→ **DIRECTION**
Where a line in the listing below contains the word "color", copy that line.

START DATASET ROWS

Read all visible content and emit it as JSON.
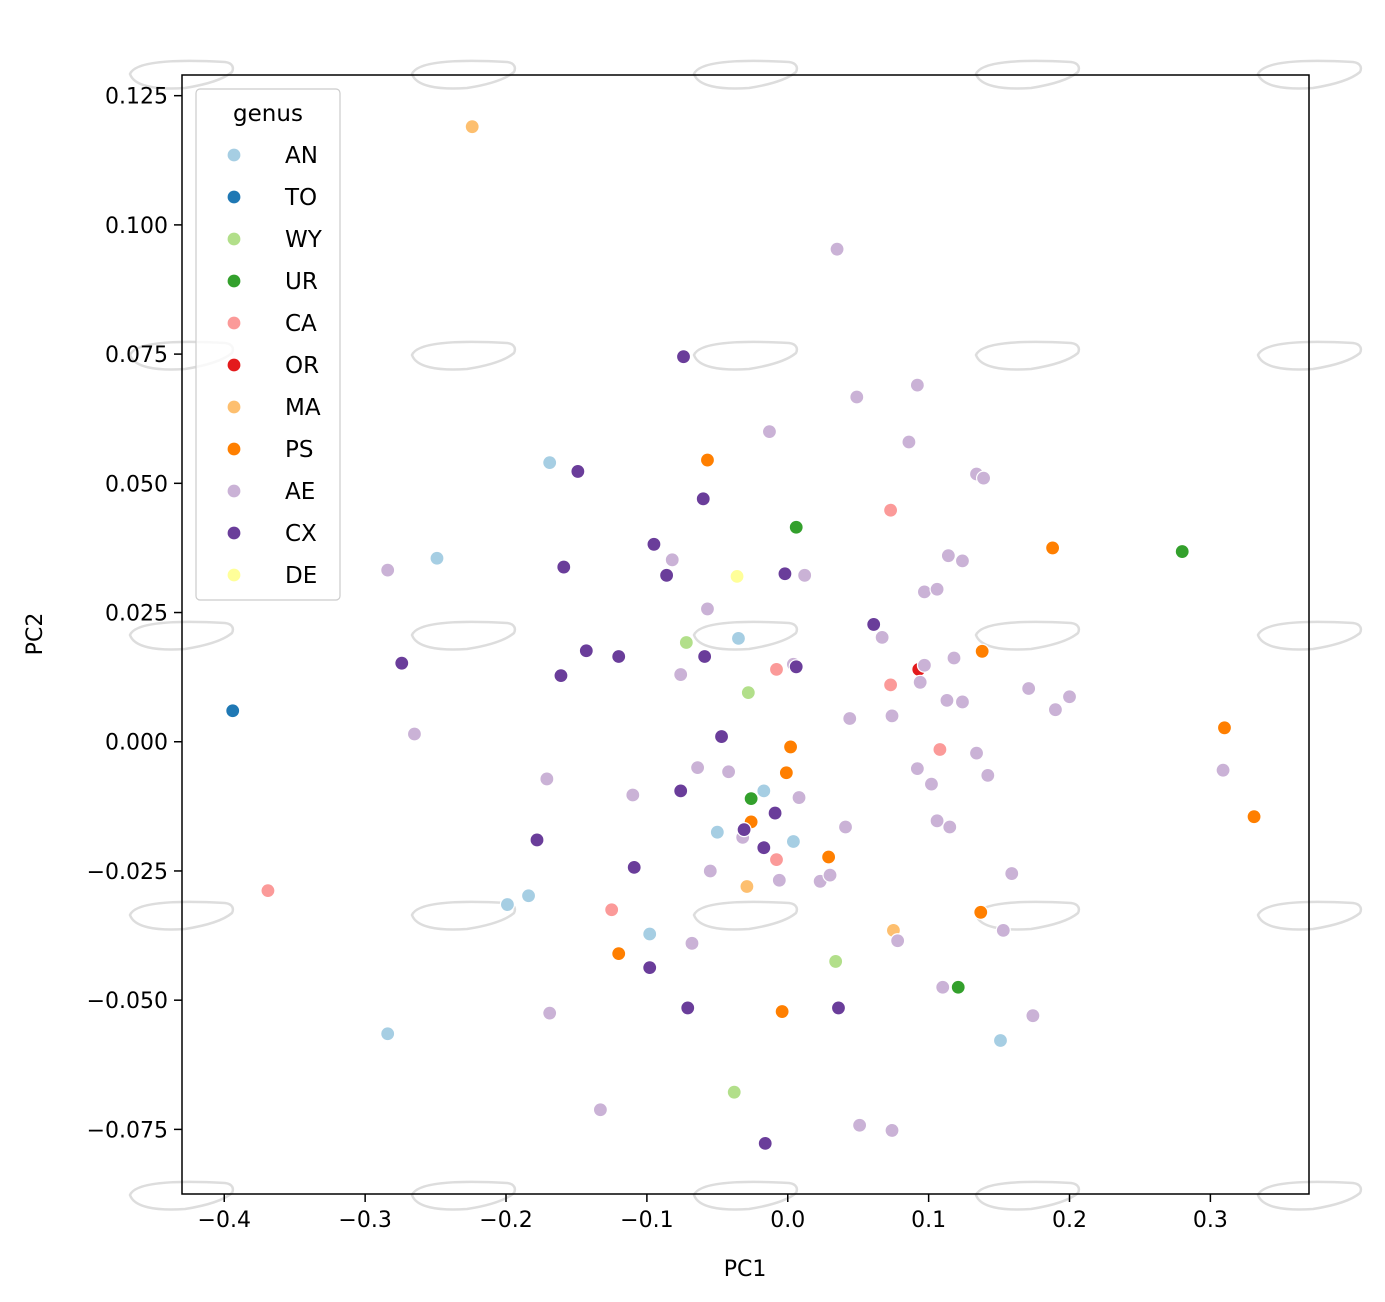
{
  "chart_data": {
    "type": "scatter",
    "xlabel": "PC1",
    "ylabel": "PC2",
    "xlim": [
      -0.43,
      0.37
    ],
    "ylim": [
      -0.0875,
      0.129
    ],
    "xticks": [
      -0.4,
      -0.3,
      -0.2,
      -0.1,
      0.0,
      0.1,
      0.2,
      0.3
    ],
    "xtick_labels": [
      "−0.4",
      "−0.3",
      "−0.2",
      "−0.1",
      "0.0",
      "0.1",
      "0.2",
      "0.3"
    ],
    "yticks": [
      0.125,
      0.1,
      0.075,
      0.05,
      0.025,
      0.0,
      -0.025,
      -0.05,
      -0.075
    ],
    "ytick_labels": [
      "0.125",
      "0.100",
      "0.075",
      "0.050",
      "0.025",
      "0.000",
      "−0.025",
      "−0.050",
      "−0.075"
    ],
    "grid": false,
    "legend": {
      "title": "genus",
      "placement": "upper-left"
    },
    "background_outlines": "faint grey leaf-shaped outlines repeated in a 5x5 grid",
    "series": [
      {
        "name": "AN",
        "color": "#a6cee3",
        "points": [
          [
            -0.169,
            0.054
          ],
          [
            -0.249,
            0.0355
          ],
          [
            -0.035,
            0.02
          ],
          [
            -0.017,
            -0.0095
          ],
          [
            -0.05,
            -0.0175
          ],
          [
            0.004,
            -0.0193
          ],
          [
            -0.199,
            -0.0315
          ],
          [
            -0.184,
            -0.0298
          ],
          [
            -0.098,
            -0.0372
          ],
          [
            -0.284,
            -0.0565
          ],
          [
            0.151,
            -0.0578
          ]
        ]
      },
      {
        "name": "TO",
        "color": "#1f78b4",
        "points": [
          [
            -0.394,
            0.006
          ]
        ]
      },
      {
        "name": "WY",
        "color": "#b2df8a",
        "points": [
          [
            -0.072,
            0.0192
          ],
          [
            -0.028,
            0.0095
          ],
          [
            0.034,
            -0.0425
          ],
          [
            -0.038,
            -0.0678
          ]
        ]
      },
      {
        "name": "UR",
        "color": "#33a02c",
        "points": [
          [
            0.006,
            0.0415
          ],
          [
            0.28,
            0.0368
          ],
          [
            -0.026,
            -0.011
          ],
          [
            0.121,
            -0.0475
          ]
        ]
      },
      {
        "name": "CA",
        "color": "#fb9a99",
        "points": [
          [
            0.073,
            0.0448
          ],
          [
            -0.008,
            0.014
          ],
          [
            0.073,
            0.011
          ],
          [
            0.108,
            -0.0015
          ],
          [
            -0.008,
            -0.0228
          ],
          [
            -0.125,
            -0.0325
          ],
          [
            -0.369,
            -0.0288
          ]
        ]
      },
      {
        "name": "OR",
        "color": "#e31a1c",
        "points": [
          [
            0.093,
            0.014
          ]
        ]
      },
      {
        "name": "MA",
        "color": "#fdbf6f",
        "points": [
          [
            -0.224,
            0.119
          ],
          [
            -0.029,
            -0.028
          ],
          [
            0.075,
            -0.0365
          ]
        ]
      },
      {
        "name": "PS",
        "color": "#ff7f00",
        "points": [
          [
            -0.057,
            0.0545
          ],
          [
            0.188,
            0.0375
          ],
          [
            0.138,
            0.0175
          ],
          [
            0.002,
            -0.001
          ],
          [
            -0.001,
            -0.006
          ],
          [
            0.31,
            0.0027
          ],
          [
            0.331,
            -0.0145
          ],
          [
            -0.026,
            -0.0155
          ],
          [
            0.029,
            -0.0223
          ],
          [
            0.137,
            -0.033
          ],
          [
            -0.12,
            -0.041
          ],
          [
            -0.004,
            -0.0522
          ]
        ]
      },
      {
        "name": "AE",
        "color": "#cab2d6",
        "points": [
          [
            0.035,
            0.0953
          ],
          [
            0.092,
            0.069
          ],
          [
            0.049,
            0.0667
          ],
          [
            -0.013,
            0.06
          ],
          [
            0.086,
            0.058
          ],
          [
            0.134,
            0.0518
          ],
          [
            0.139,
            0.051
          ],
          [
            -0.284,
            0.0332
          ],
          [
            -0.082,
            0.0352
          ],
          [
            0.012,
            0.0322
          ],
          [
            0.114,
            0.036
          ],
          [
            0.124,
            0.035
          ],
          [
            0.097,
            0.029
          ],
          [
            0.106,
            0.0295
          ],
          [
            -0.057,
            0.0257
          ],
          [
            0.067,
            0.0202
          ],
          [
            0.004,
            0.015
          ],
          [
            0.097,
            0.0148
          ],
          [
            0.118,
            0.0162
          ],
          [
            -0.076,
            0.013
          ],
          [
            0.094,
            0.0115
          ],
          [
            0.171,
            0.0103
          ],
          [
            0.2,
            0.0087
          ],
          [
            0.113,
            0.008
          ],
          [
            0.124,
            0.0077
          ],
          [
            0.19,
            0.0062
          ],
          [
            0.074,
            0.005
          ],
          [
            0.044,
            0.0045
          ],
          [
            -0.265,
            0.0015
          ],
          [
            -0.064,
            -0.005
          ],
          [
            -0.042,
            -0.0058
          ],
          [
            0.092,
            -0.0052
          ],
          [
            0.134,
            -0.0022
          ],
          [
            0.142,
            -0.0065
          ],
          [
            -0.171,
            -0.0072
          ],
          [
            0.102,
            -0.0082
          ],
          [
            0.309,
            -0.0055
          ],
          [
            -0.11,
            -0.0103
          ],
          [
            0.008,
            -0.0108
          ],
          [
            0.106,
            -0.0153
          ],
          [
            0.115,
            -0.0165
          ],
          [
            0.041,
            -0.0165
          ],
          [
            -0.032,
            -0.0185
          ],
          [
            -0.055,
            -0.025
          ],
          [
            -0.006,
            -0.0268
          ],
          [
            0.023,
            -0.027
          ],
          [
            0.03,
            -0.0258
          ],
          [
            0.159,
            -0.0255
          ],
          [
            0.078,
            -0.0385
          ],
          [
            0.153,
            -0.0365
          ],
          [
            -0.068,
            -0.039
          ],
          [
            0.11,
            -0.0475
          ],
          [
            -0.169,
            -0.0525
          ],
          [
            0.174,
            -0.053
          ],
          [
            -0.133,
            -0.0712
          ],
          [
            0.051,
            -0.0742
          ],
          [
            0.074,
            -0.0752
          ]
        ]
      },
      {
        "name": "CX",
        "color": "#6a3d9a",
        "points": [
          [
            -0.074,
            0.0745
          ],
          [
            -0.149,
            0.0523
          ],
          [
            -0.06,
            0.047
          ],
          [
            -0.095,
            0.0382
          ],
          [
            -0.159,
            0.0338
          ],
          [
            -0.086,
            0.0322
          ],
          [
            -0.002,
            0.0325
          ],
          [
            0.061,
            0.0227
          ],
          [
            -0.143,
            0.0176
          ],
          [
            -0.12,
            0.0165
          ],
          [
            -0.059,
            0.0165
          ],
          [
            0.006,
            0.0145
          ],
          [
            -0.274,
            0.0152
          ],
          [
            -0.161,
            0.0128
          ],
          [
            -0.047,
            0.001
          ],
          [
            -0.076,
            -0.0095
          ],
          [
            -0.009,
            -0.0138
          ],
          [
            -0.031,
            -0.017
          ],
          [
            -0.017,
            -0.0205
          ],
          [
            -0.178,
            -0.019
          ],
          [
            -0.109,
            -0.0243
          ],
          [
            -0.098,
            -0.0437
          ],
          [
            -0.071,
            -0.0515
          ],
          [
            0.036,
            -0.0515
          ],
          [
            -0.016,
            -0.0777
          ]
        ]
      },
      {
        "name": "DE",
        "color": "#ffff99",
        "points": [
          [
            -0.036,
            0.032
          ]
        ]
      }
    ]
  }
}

END DATASET ROWS

→ **RESPONSE TO THIS TASK**
        "color": "#a6cee3",
        "color": "#1f78b4",
        "color": "#b2df8a",
        "color": "#33a02c",
        "color": "#fb9a99",
        "color": "#e31a1c",
        "color": "#fdbf6f",
        "color": "#ff7f00",
        "color": "#cab2d6",
        "color": "#6a3d9a",
        "color": "#ffff99",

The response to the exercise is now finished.